# Start of Stored data
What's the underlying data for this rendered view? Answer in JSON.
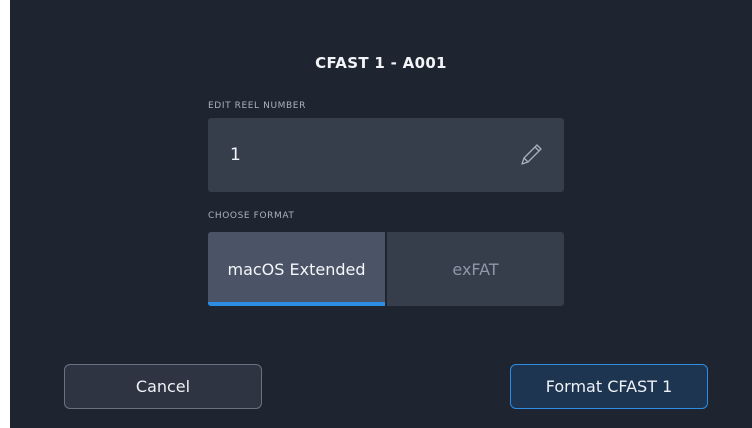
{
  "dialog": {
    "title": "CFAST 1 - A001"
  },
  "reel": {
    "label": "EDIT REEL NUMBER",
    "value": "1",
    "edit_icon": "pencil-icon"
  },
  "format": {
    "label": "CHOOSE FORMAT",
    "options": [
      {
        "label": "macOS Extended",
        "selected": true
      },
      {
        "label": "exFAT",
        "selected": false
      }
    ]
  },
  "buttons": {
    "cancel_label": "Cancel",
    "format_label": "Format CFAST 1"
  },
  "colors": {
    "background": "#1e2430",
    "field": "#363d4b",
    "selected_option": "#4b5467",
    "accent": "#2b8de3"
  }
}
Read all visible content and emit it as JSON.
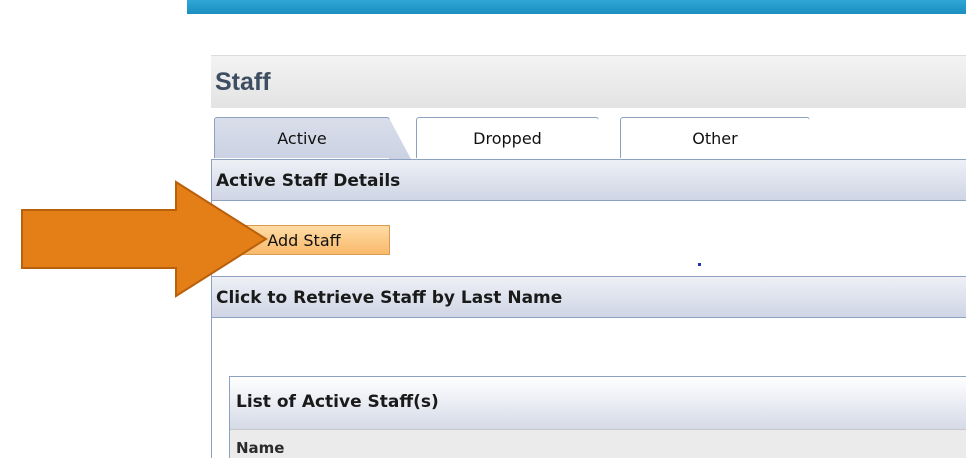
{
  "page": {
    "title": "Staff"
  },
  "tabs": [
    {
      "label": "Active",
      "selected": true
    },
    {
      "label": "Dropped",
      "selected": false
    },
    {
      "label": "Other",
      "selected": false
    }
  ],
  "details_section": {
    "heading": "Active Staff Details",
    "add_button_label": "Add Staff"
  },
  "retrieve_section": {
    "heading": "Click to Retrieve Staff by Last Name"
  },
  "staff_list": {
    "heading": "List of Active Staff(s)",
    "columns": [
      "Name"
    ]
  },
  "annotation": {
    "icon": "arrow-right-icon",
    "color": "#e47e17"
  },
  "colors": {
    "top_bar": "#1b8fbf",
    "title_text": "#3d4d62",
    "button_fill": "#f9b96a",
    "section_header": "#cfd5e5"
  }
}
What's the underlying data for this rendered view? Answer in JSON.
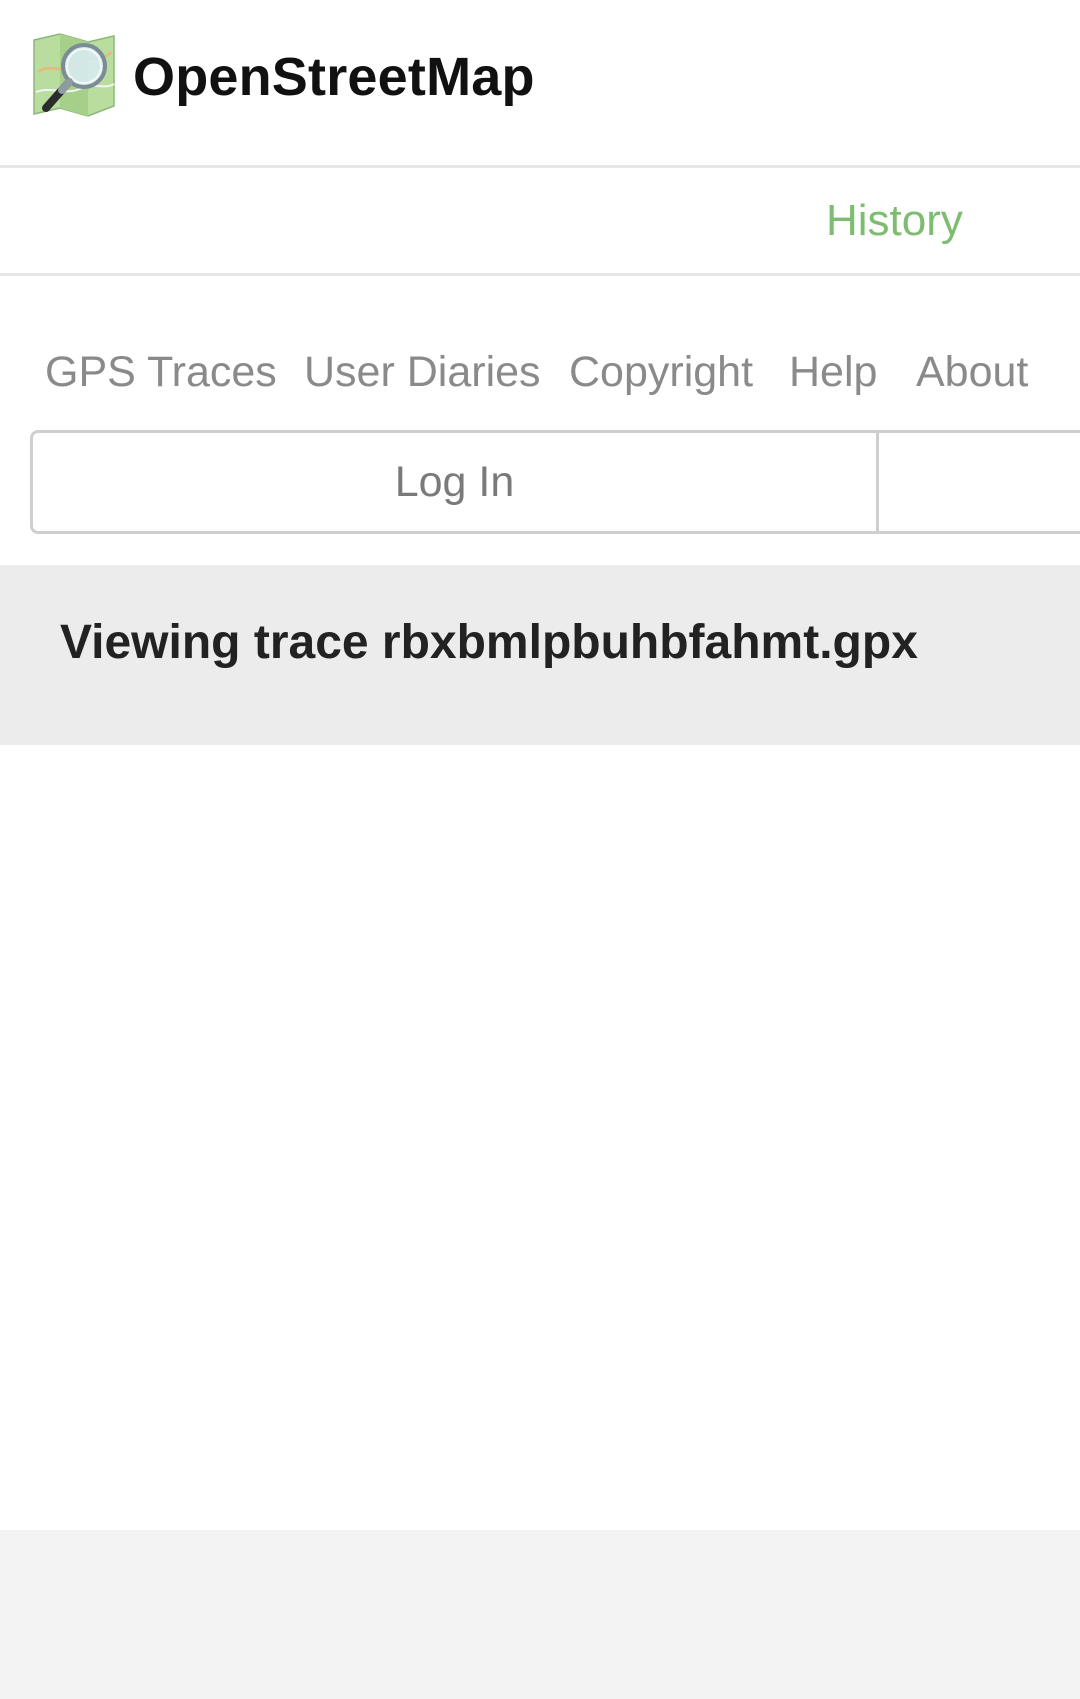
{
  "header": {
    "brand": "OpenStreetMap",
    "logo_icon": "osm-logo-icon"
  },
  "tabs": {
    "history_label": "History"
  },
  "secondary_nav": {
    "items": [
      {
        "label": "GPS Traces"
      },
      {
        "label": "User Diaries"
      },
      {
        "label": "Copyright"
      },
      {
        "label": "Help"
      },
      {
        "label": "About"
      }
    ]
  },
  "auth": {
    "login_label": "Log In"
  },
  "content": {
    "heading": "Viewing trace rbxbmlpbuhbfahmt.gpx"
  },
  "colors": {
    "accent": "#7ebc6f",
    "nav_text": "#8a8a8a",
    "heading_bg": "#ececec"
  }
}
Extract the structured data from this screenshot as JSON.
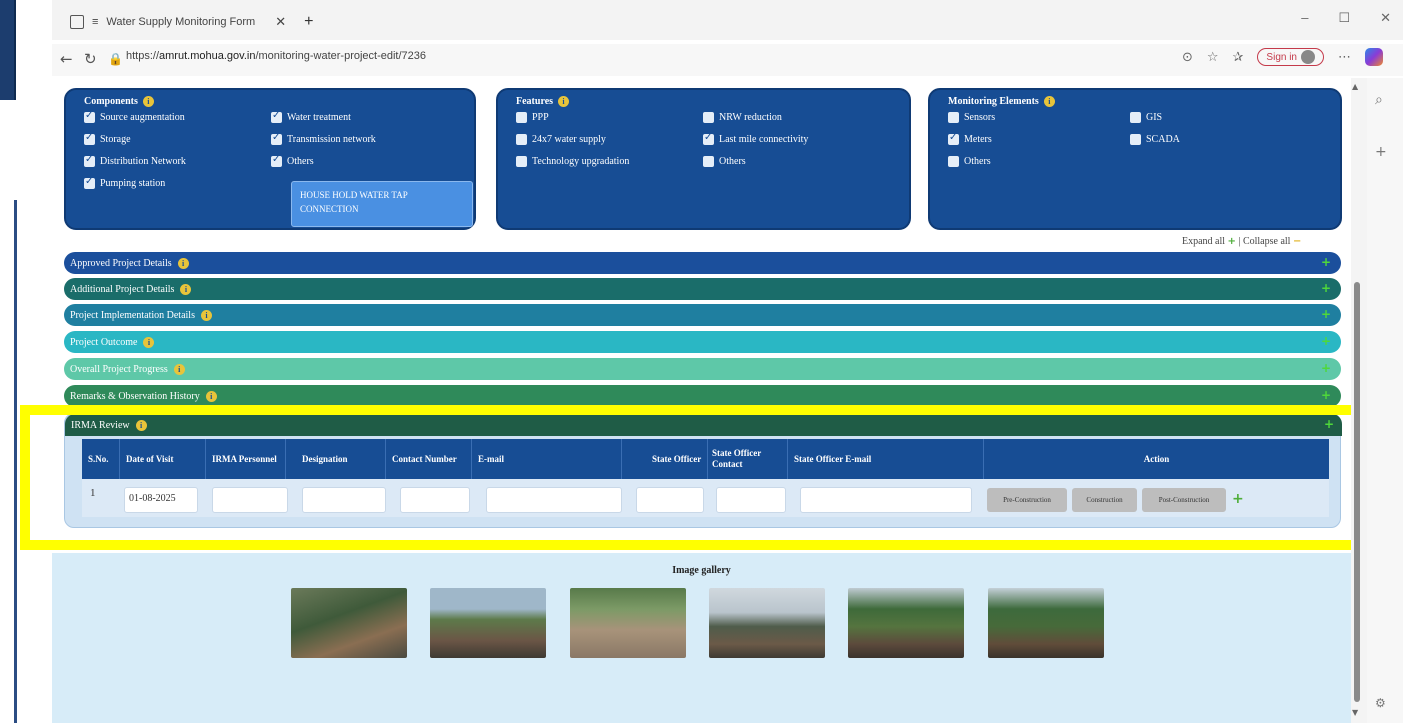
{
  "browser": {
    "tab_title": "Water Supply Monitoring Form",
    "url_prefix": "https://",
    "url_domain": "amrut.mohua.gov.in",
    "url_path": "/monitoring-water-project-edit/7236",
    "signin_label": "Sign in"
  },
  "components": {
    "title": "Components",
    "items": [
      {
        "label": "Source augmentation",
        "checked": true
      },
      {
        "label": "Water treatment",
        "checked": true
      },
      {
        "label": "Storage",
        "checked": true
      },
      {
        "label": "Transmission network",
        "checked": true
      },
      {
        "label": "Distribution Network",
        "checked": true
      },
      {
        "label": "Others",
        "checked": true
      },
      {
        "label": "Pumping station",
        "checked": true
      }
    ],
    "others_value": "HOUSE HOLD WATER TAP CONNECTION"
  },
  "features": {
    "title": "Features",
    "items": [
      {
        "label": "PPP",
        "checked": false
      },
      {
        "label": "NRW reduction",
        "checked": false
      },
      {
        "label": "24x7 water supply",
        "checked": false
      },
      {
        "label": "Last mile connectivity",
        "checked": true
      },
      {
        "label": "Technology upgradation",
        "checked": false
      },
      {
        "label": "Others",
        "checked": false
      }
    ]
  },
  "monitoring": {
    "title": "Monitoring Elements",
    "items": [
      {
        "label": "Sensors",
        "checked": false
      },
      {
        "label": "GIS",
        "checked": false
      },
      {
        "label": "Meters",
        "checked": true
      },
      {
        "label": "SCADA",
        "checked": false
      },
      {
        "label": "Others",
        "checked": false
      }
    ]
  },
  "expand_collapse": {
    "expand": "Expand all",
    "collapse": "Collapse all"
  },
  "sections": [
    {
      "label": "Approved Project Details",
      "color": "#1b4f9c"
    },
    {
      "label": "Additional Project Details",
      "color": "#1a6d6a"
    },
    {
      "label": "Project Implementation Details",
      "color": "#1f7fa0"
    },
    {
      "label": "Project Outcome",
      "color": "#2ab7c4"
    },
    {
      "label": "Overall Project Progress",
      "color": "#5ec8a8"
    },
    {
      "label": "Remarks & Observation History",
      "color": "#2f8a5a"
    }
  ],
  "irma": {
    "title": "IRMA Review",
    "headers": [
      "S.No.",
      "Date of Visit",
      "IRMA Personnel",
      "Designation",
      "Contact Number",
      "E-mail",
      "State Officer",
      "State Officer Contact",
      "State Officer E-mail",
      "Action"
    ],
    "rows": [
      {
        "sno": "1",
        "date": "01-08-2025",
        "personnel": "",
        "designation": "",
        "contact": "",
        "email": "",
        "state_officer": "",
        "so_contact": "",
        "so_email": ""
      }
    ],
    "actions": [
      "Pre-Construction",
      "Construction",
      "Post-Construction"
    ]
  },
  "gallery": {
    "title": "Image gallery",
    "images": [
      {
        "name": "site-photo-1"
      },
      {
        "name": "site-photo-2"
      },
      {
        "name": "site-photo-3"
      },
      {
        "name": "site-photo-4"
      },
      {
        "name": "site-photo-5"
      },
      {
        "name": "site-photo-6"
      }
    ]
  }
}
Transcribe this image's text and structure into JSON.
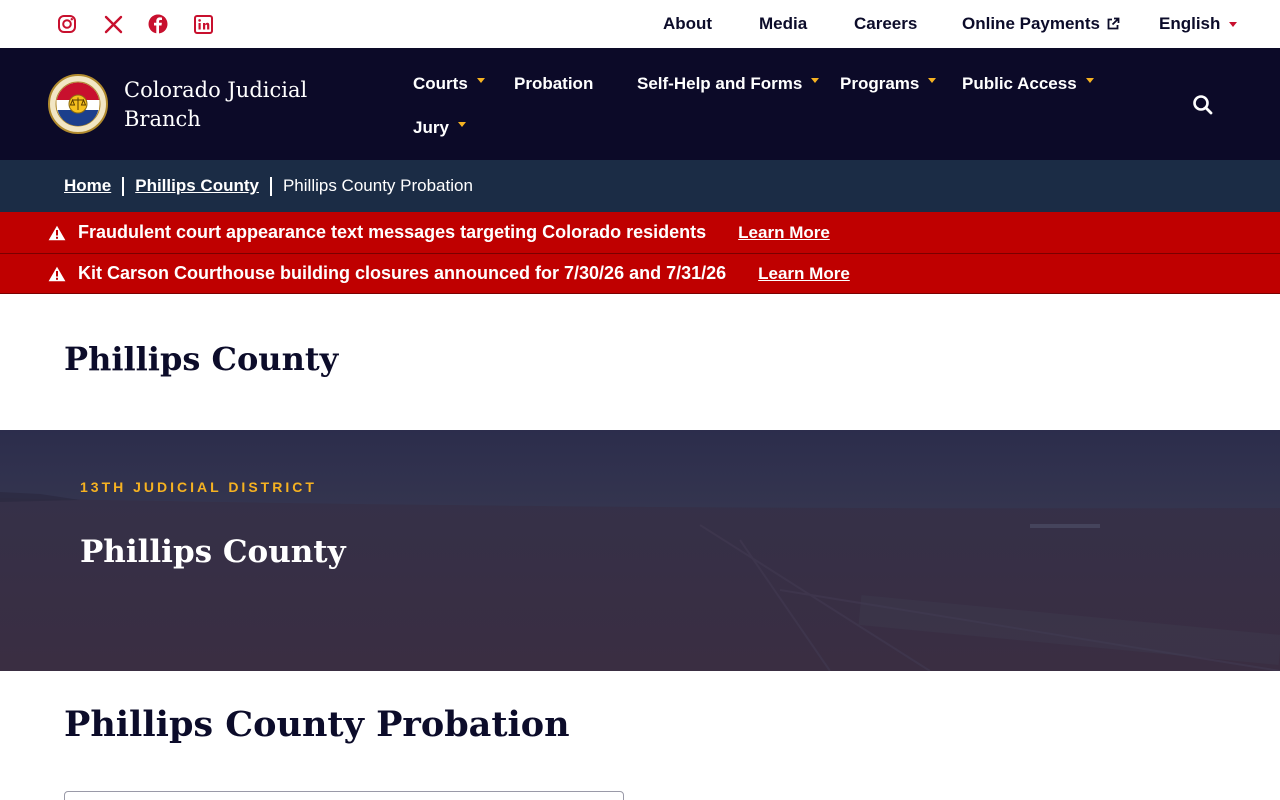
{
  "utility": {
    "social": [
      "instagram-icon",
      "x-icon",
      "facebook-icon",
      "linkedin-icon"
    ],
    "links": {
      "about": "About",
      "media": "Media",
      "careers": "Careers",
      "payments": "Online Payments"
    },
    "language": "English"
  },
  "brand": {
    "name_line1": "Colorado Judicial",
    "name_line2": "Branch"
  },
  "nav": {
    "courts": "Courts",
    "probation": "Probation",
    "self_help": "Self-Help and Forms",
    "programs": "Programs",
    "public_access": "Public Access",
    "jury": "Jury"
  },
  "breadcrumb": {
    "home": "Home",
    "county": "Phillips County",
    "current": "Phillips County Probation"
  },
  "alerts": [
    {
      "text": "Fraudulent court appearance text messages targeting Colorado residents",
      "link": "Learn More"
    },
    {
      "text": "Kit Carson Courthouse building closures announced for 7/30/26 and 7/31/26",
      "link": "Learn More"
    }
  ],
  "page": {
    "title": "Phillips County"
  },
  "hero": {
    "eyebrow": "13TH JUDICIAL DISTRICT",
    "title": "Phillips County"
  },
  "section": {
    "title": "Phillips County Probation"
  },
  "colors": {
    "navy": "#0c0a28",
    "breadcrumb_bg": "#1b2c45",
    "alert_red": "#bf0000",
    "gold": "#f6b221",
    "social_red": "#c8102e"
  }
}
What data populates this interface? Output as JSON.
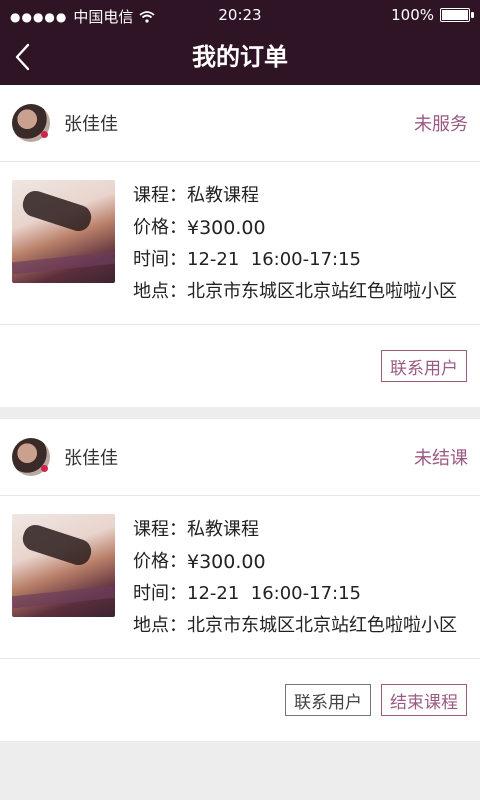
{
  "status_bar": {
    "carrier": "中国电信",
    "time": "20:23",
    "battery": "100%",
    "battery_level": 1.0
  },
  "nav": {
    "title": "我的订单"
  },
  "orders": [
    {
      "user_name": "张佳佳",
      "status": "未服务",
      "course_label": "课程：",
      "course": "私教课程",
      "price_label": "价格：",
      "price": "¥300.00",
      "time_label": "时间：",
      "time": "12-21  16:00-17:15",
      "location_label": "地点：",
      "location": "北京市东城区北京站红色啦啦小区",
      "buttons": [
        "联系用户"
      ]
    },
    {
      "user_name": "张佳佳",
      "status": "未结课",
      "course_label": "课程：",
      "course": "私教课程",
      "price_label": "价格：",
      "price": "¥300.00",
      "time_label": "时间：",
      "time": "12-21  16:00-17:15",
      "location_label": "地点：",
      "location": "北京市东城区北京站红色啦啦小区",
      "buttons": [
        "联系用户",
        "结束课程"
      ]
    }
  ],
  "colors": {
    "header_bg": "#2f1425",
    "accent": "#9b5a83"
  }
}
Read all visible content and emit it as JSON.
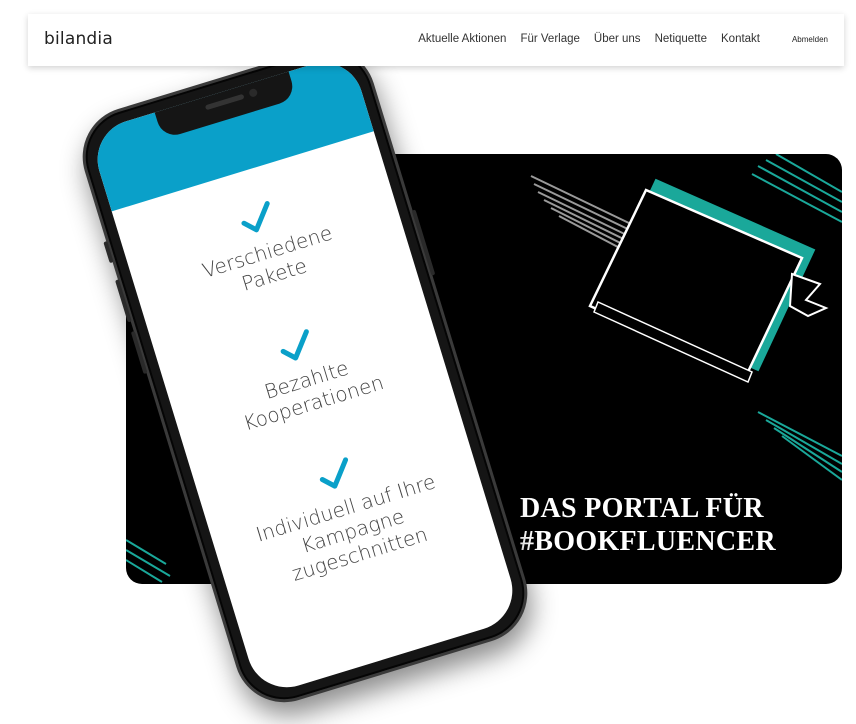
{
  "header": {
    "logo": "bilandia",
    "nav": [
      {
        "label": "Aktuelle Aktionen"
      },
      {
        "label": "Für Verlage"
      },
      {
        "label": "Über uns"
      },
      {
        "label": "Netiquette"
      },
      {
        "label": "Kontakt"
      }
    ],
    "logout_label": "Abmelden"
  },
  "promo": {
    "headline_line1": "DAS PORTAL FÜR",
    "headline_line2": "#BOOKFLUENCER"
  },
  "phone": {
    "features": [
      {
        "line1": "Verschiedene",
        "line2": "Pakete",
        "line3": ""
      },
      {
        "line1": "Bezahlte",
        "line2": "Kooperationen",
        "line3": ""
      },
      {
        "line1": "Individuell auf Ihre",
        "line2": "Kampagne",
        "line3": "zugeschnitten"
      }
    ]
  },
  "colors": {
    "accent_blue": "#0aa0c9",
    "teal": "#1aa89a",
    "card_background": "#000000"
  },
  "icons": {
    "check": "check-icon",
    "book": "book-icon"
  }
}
# End of Stored data
What you are asked to do: Locate the word "photo" in the data above. Copy every line carrying it.

Completed task:
        "name": "site-photo-1"
        "name": "site-photo-2"
        "name": "site-photo-3"
        "name": "site-photo-4"
        "name": "site-photo-5"
        "name": "site-photo-6"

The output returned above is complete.